WHAT TO DO →
[1] In the keyword search passage, put this sentence into Spanish: "Type “WordPress.com” in the search box and wait a moment for results to unfold."
[2] Based on the keyword search passage, answer yes or no to each statement and quote the words of the passage that decide it: (a) The website shows the search volume stats for the keywords. (b) "WordPress.com pricing" is the second most searched keyword. (c) The planned article argues that WordPress.org is better than WordPress.com.
[3] Write the next part of the keyword search passage, starting after its final sentence.

PASSAGE SHOWN →
Screenshot 5_keyword search optimization

Screenshot 5: search result showing the first 7 keywords

Screenshot 6_search result showing the 8th to 23rd keywords

Screenshot 6: search result showing the 8th to 23rd keywords

Now, assume you are the person producing/writing the article, and follow the instructions below:

  • Think and concentrate on the exact type of article you want to write about, and write the main keyword and title down. You might not get the exact title you want at the beginning, but first, just write something important down, especially the keyword. The title should have an important specific word (or keywords). In this example, I am affiliate marketer who wants to genuinely encourage people to sign up with WordPress.com because of the obvious benefits/advantages, and stats; so I’ve decided to write a detailed and convincing article explaining why WordPress.com is better than WordPress.org. The thing to note is that WordPress.com is the main keyword here; so go to the next step: search for other “related” keywords associated with WordPress.com searches/queries by search engine users. Generally, the aim is to create an article that will provide a higher number of people with quality information when they type various related long-tail keywords on internet, or search engines.
  • Type “WordPress.com” in the search box and wait a moment for results to unfold.
  • In “Screenshot 5”, you will notice 7 keywords arranged in decreasing order of search volume stats (which are hidden by the website) from top to bottom. It is not so important to know what the actual search volume stats are; rather, the most important information to take away from the search is that globally, the first keyword (WordPress.com themes), is the most searched keyword (or “long-tail keyword”), while “WordPress.com pricing” is the second most searched keyword; and the list goes on.

DATASET →
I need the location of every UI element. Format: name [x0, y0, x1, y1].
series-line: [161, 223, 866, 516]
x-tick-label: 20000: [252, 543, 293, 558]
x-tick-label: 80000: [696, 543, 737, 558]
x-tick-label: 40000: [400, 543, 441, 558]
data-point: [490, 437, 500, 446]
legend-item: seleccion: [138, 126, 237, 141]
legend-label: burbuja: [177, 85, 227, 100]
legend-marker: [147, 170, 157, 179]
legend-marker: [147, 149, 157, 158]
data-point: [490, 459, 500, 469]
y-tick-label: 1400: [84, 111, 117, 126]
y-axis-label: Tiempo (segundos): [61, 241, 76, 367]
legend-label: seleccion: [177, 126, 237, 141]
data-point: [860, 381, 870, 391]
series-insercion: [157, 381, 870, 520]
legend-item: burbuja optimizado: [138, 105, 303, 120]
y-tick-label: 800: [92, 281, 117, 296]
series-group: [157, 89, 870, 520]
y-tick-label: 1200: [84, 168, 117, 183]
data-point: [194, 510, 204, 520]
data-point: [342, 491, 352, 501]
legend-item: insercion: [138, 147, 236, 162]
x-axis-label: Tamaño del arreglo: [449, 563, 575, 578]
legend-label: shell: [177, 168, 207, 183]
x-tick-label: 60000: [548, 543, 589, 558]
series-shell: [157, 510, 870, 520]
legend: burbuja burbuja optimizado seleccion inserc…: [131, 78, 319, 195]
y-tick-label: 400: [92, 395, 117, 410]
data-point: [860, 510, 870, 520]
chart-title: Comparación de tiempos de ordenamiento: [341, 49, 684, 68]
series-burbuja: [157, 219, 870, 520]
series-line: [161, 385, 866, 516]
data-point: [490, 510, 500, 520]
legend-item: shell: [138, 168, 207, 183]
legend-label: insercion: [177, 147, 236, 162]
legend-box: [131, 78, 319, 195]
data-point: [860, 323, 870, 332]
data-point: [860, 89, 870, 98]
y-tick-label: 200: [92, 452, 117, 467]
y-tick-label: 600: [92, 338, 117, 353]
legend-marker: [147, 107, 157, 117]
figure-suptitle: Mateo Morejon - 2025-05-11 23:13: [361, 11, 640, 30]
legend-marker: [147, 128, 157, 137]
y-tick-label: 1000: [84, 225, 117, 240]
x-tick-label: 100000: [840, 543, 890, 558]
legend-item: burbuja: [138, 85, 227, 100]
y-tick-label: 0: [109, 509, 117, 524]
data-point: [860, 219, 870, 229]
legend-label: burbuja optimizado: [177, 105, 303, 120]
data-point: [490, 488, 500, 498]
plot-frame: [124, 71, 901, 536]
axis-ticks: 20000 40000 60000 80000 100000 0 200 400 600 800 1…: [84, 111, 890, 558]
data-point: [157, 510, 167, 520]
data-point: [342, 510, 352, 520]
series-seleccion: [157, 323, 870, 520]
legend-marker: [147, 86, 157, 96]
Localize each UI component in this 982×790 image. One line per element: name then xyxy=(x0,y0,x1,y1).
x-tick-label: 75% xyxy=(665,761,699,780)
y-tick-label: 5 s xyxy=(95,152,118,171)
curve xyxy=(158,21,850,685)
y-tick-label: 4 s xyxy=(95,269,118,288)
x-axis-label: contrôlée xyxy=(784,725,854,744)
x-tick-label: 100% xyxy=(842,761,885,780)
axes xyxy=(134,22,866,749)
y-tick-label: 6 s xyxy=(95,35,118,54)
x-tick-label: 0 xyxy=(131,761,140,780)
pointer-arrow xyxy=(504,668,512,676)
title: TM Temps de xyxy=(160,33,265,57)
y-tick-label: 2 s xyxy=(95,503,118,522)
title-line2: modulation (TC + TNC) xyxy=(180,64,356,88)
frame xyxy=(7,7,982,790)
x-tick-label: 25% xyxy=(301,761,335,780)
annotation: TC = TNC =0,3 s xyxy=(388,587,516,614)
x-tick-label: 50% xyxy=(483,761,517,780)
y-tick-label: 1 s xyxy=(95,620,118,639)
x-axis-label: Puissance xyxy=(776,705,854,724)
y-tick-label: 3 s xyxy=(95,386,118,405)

ANSWERS TO THE EXERCISE →
[1] Escriba “WordPress.com” en el cuadro de búsqueda y espere un momento a que aparezcan los resultados.

[2]
(a) No: "search volume stats (which are hidden by the website)"
(b) Yes: "while “WordPress.com pricing” is the second most searched keyword"
(c) No: "explaining why WordPress.com is better than WordPress.org"

[3]
  • If you think the first set of keywords are not too relevant to the content you want to produce, then do a better or broader job by going beyond the first 7 (or even first 10) keywords. Look at more keywords by going further below; so take a look at “Screenshot 6” where you can see the 8th placed keyword, up to the 23rd placed one: “WordPress.com themes”, “WordPress.com dashboard”, etc.
  • Out of the first 5, 10, or 20 most searched keywords, select just a few that you know will be relevant to the content you want to produce for people to find, or read/view. The more keywords you select and use, the more easier it will be for many people to find your articles via search engines. One of the keywords that would likely benefit a WordPress.com affiliate the most is the third most searched keyword which is “WordPress.com vs WordPress.org”. And that’s what this article is centered on, with an edge that explains the benefits of using WordPress.com, and why people should sign up.
  • Use the keywords in your content as subtitles and make them bold and a bit larger so that even scanners (people who hurriedly scan content) can still be attracted to one or two subtitles which can draw their attention in, and finally make them read the whole article.
  • Finally, write a relevant and information-rich article, and ensure that the main keywords are in each (or at least some) of the sub-titles or sub-headings.
  • Alternatively, you could write different articles, with each article concentrating only on one keyword—one article for one keyword. But if you choose this option, you will have to write several articles in order to cover many keywords.

Note:

  • In order to get the best results, use bold subtitles and make sure keywords are placed in some of them, if not all.
  • Make sure articles are informative, clearly expressed, and contain good grammar and punctuation (depending on the language used).
  • Place sufficient white space in your content because most people find it difficult to continuously read or concentrate on content that leaves no breathing space or pauses for the flow of their trending thoughts.
  • Be patient because, even after getting verified on Google search console, it usually takes Google time to index a site; say from somewhere between a few days, and some weeks.

Conclusion

If you use a keyword optimization tool website, and follow the above instructions, it will be easy to carry out keyword search & analysis, structure your internet marketing agenda, and continuously attract the broadest base of any type of audience.

Note first that it’s important to verify your site on Google search console in order to gain access to insightful stats that can sharpen your keyword search optimization strategy. You can do verification through your site’s WordPress.com dashboard, or here.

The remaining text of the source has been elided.